**DATA ROWS**
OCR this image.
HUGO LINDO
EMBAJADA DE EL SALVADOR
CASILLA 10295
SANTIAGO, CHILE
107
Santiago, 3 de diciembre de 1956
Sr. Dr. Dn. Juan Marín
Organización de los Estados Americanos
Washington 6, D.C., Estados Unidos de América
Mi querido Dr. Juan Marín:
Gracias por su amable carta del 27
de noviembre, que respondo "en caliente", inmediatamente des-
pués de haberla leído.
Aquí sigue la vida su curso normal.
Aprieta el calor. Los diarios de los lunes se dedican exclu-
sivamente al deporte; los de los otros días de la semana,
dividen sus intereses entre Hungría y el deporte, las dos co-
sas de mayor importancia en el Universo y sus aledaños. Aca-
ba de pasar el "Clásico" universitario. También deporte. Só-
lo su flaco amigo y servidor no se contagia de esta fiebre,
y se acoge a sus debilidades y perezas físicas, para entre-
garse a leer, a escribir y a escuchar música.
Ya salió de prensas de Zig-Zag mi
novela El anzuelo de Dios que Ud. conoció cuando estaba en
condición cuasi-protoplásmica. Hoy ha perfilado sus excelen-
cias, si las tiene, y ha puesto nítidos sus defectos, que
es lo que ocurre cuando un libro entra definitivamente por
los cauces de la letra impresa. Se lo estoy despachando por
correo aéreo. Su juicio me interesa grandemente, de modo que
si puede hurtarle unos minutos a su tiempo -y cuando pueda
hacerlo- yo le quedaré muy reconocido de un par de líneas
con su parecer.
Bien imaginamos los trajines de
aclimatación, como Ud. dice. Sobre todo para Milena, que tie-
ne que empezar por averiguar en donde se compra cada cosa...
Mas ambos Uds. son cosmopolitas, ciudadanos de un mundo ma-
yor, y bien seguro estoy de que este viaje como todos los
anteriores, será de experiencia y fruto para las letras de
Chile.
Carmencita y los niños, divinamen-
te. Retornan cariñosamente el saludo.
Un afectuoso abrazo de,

**EXERCISE TASK**
All of the data must be returned exactly.

**FULL OUTPUT**
OCR this image.
HUGO LINDO
EMBAJADA DE EL SALVADOR
CASILLA 10295
SANTIAGO, CHILE
107
Santiago, 3 de diciembre de 1956
Sr. Dr. Dn. Juan Marín
Organización de los Estados Americanos
Washington 6, D.C., Estados Unidos de América
Mi querido Dr. Juan Marín:
Gracias por su amable carta del 27
de noviembre, que respondo "en caliente", inmediatamente des-
pués de haberla leído.
Aquí sigue la vida su curso normal.
Aprieta el calor. Los diarios de los lunes se dedican exclu-
sivamente al deporte; los de los otros días de la semana,
dividen sus intereses entre Hungría y el deporte, las dos co-
sas de mayor importancia en el Universo y sus aledaños. Aca-
ba de pasar el "Clásico" universitario. También deporte. Só-
lo su flaco amigo y servidor no se contagia de esta fiebre,
y se acoge a sus debilidades y perezas físicas, para entre-
garse a leer, a escribir y a escuchar música.
Ya salió de prensas de Zig-Zag mi
novela El anzuelo de Dios que Ud. conoció cuando estaba en
condición cuasi-protoplásmica. Hoy ha perfilado sus excelen-
cias, si las tiene, y ha puesto nítidos sus defectos, que
es lo que ocurre cuando un libro entra definitivamente por
los cauces de la letra impresa. Se lo estoy despachando por
correo aéreo. Su juicio me interesa grandemente, de modo que
si puede hurtarle unos minutos a su tiempo -y cuando pueda
hacerlo- yo le quedaré muy reconocido de un par de líneas
con su parecer.
Bien imaginamos los trajines de
aclimatación, como Ud. dice. Sobre todo para Milena, que tie-
ne que empezar por averiguar en donde se compra cada cosa...
Mas ambos Uds. son cosmopolitas, ciudadanos de un mundo ma-
yor, y bien seguro estoy de que este viaje como todos los
anteriores, será de experiencia y fruto para las letras de
Chile.
Carmencita y los niños, divinamen-
te. Retornan cariñosamente el saludo.
Un afectuoso abrazo de,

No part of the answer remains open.